Stated exercise
Reproduce the records below exactly, leaving out any pictures.

********

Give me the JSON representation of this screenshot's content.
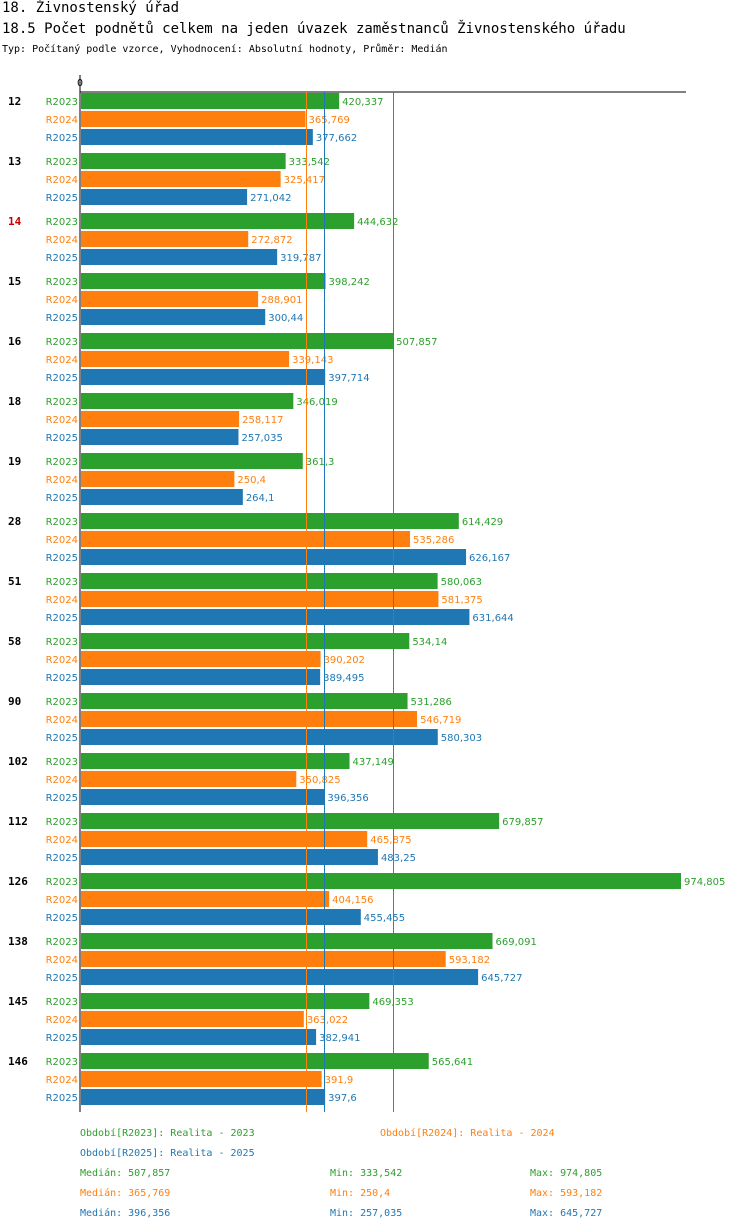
{
  "header": {
    "title": "18. Živnostenský úřad",
    "subtitle": "18.5 Počet podnětů celkem na jeden úvazek zaměstnanců Živnostenského úřadu",
    "meta": "Typ: Počítaný podle vzorce, Vyhodnocení: Absolutní hodnoty, Průměr: Medián"
  },
  "colors": {
    "R2023": "#2ca02c",
    "R2024": "#ff7f0e",
    "R2025": "#1f77b4",
    "highlight": "#cc0000",
    "axis": "#000000"
  },
  "chart_data": {
    "type": "bar",
    "orientation": "horizontal",
    "axis_zero_label": "0",
    "xlim": [
      0,
      974.805
    ],
    "highlighted_category": "14",
    "categories": [
      "12",
      "13",
      "14",
      "15",
      "16",
      "18",
      "19",
      "28",
      "51",
      "58",
      "90",
      "102",
      "112",
      "126",
      "138",
      "145",
      "146"
    ],
    "series": [
      {
        "name": "R2023",
        "values": [
          420.337,
          333.542,
          444.632,
          398.242,
          507.857,
          346.019,
          361.3,
          614.429,
          580.063,
          534.14,
          531.286,
          437.149,
          679.857,
          974.805,
          669.091,
          469.353,
          565.641
        ],
        "labels": [
          "420,337",
          "333,542",
          "444,632",
          "398,242",
          "507,857",
          "346,019",
          "361,3",
          "614,429",
          "580,063",
          "534,14",
          "531,286",
          "437,149",
          "679,857",
          "974,805",
          "669,091",
          "469,353",
          "565,641"
        ]
      },
      {
        "name": "R2024",
        "values": [
          365.769,
          325.417,
          272.872,
          288.901,
          339.143,
          258.117,
          250.4,
          535.286,
          581.375,
          390.202,
          546.719,
          350.825,
          465.875,
          404.156,
          593.182,
          363.022,
          391.9
        ],
        "labels": [
          "365,769",
          "325,417",
          "272,872",
          "288,901",
          "339,143",
          "258,117",
          "250,4",
          "535,286",
          "581,375",
          "390,202",
          "546,719",
          "350,825",
          "465,875",
          "404,156",
          "593,182",
          "363,022",
          "391,9"
        ]
      },
      {
        "name": "R2025",
        "values": [
          377.662,
          271.042,
          319.787,
          300.44,
          397.714,
          257.035,
          264.1,
          626.167,
          631.644,
          389.495,
          580.303,
          396.356,
          483.25,
          455.455,
          645.727,
          382.941,
          397.6
        ],
        "labels": [
          "377,662",
          "271,042",
          "319,787",
          "300,44",
          "397,714",
          "257,035",
          "264,1",
          "626,167",
          "631,644",
          "389,495",
          "580,303",
          "396,356",
          "483,25",
          "455,455",
          "645,727",
          "382,941",
          "397,6"
        ]
      }
    ],
    "median_lines": {
      "R2023": 507.857,
      "R2024": 365.769,
      "R2025": 396.356
    }
  },
  "legend": {
    "r2023": "Období[R2023]: Realita - 2023",
    "r2024": "Období[R2024]: Realita - 2024",
    "r2025": "Období[R2025]: Realita - 2025"
  },
  "stats": [
    {
      "median": "Medián: 507,857",
      "min": "Min: 333,542",
      "max": "Max: 974,805"
    },
    {
      "median": "Medián: 365,769",
      "min": "Min: 250,4",
      "max": "Max: 593,182"
    },
    {
      "median": "Medián: 396,356",
      "min": "Min: 257,035",
      "max": "Max: 645,727"
    }
  ]
}
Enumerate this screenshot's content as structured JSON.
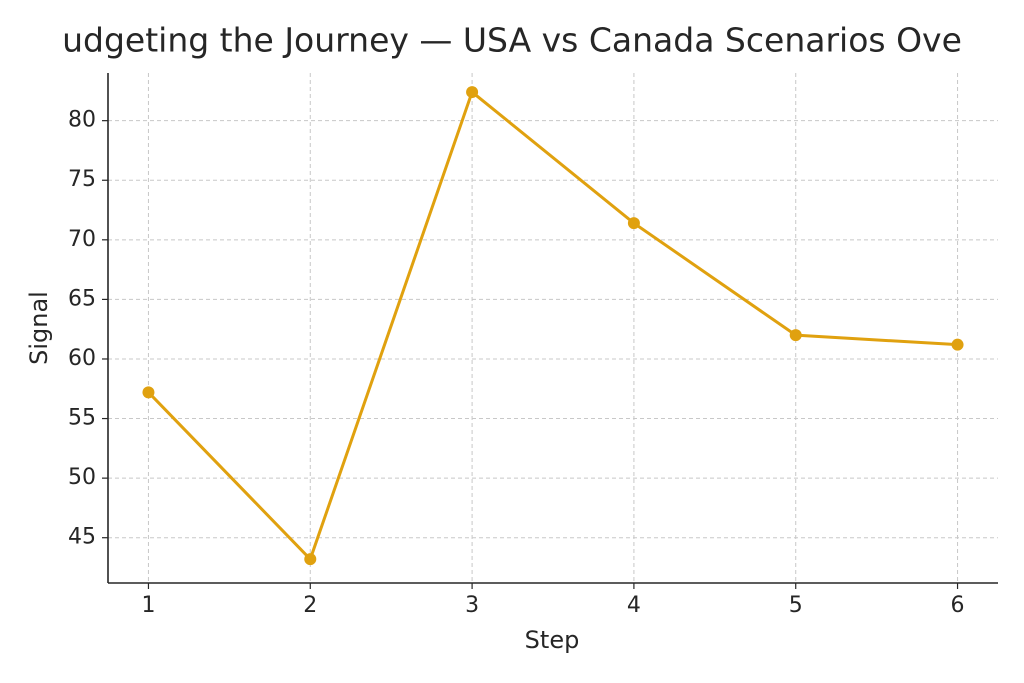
{
  "chart_data": {
    "type": "line",
    "title": "udgeting the Journey — USA vs Canada Scenarios Ove",
    "x_label": "Step",
    "y_label": "Signal",
    "x": [
      1,
      2,
      3,
      4,
      5,
      6
    ],
    "values": [
      57.2,
      43.2,
      82.4,
      71.4,
      62.0,
      61.2
    ],
    "color": "#e0a10f",
    "xlim": [
      0.75,
      6.25
    ],
    "xticks": [
      1,
      2,
      3,
      4,
      5,
      6
    ],
    "ylim": [
      41.2,
      84.0
    ],
    "yticks": [
      45,
      50,
      55,
      60,
      65,
      70,
      75,
      80
    ],
    "grid": true
  }
}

********

Reply to the exercise
Give me the JSON representation of this screenshot's content.
{
  "header": {
    "title": "18. Živnostenský úřad",
    "subtitle": "18.5 Počet podnětů celkem na jeden úvazek zaměstnanců Živnostenského úřadu",
    "meta": "Typ: Počítaný podle vzorce, Vyhodnocení: Absolutní hodnoty, Průměr: Medián"
  },
  "colors": {
    "R2023": "#2ca02c",
    "R2024": "#ff7f0e",
    "R2025": "#1f77b4",
    "highlight": "#cc0000",
    "axis": "#000000"
  },
  "chart_data": {
    "type": "bar",
    "orientation": "horizontal",
    "axis_zero_label": "0",
    "xlim": [
      0,
      974.805
    ],
    "highlighted_category": "14",
    "categories": [
      "12",
      "13",
      "14",
      "15",
      "16",
      "18",
      "19",
      "28",
      "51",
      "58",
      "90",
      "102",
      "112",
      "126",
      "138",
      "145",
      "146"
    ],
    "series": [
      {
        "name": "R2023",
        "values": [
          420.337,
          333.542,
          444.632,
          398.242,
          507.857,
          346.019,
          361.3,
          614.429,
          580.063,
          534.14,
          531.286,
          437.149,
          679.857,
          974.805,
          669.091,
          469.353,
          565.641
        ],
        "labels": [
          "420,337",
          "333,542",
          "444,632",
          "398,242",
          "507,857",
          "346,019",
          "361,3",
          "614,429",
          "580,063",
          "534,14",
          "531,286",
          "437,149",
          "679,857",
          "974,805",
          "669,091",
          "469,353",
          "565,641"
        ]
      },
      {
        "name": "R2024",
        "values": [
          365.769,
          325.417,
          272.872,
          288.901,
          339.143,
          258.117,
          250.4,
          535.286,
          581.375,
          390.202,
          546.719,
          350.825,
          465.875,
          404.156,
          593.182,
          363.022,
          391.9
        ],
        "labels": [
          "365,769",
          "325,417",
          "272,872",
          "288,901",
          "339,143",
          "258,117",
          "250,4",
          "535,286",
          "581,375",
          "390,202",
          "546,719",
          "350,825",
          "465,875",
          "404,156",
          "593,182",
          "363,022",
          "391,9"
        ]
      },
      {
        "name": "R2025",
        "values": [
          377.662,
          271.042,
          319.787,
          300.44,
          397.714,
          257.035,
          264.1,
          626.167,
          631.644,
          389.495,
          580.303,
          396.356,
          483.25,
          455.455,
          645.727,
          382.941,
          397.6
        ],
        "labels": [
          "377,662",
          "271,042",
          "319,787",
          "300,44",
          "397,714",
          "257,035",
          "264,1",
          "626,167",
          "631,644",
          "389,495",
          "580,303",
          "396,356",
          "483,25",
          "455,455",
          "645,727",
          "382,941",
          "397,6"
        ]
      }
    ],
    "median_lines": {
      "R2023": 507.857,
      "R2024": 365.769,
      "R2025": 396.356
    }
  },
  "legend": {
    "r2023": "Období[R2023]: Realita - 2023",
    "r2024": "Období[R2024]: Realita - 2024",
    "r2025": "Období[R2025]: Realita - 2025"
  },
  "stats": [
    {
      "median": "Medián: 507,857",
      "min": "Min: 333,542",
      "max": "Max: 974,805"
    },
    {
      "median": "Medián: 365,769",
      "min": "Min: 250,4",
      "max": "Max: 593,182"
    },
    {
      "median": "Medián: 396,356",
      "min": "Min: 257,035",
      "max": "Max: 645,727"
    }
  ]
}
Enumerate this screenshot's content as structured JSON.
{
  "chart_data": {
    "type": "line",
    "title": "udgeting the Journey — USA vs Canada Scenarios Ove",
    "x_label": "Step",
    "y_label": "Signal",
    "x": [
      1,
      2,
      3,
      4,
      5,
      6
    ],
    "values": [
      57.2,
      43.2,
      82.4,
      71.4,
      62.0,
      61.2
    ],
    "color": "#e0a10f",
    "xlim": [
      0.75,
      6.25
    ],
    "xticks": [
      1,
      2,
      3,
      4,
      5,
      6
    ],
    "ylim": [
      41.2,
      84.0
    ],
    "yticks": [
      45,
      50,
      55,
      60,
      65,
      70,
      75,
      80
    ],
    "grid": true
  }
}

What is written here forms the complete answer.